Requirement
Tally the lines holding "tích" and state only that figure.

-- Source material start --

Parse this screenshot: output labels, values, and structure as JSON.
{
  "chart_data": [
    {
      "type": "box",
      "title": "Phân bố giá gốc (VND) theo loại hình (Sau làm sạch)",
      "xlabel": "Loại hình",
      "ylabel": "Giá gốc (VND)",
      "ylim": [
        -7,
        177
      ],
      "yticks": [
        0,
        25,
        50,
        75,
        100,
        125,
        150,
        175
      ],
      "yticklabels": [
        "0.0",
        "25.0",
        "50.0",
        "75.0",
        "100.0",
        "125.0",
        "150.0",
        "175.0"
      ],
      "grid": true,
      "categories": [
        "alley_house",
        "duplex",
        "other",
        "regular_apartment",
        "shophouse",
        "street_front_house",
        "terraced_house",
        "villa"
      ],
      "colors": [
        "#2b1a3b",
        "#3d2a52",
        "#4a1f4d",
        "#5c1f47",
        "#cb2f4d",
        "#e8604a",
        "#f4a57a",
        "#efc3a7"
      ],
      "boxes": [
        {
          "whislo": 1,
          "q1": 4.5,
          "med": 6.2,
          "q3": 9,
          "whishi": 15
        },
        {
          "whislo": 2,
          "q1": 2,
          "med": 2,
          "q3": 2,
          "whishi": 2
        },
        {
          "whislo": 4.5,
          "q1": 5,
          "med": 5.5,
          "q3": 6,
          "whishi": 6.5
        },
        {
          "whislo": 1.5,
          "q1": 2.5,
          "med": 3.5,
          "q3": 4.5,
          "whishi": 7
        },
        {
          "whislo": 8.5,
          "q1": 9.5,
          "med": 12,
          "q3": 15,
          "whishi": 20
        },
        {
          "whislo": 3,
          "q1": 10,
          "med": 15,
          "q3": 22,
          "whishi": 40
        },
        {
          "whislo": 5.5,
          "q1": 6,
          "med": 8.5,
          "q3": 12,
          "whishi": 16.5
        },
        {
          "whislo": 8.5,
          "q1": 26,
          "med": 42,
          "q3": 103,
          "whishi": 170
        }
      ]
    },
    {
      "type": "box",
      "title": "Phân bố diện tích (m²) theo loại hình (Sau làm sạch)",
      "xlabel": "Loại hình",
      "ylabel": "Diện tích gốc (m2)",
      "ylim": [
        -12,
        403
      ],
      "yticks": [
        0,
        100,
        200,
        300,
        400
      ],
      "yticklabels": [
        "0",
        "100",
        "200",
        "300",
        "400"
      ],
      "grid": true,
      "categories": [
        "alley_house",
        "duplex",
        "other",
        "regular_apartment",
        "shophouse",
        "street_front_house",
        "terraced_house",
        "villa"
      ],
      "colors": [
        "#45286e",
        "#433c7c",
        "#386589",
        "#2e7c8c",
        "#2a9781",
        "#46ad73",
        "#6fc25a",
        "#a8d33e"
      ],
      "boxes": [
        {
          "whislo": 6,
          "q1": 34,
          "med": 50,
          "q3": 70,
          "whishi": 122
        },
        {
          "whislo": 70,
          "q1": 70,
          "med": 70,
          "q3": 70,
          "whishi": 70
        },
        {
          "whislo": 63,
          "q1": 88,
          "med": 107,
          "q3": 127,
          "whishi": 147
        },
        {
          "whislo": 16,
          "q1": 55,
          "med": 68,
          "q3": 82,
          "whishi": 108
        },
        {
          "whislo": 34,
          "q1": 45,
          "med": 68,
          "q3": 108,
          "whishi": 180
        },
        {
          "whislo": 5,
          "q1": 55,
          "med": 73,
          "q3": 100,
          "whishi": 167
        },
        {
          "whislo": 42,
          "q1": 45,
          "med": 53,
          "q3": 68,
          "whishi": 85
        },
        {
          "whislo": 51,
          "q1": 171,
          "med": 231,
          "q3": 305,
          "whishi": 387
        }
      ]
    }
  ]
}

-- Source material end --

Exercise output
2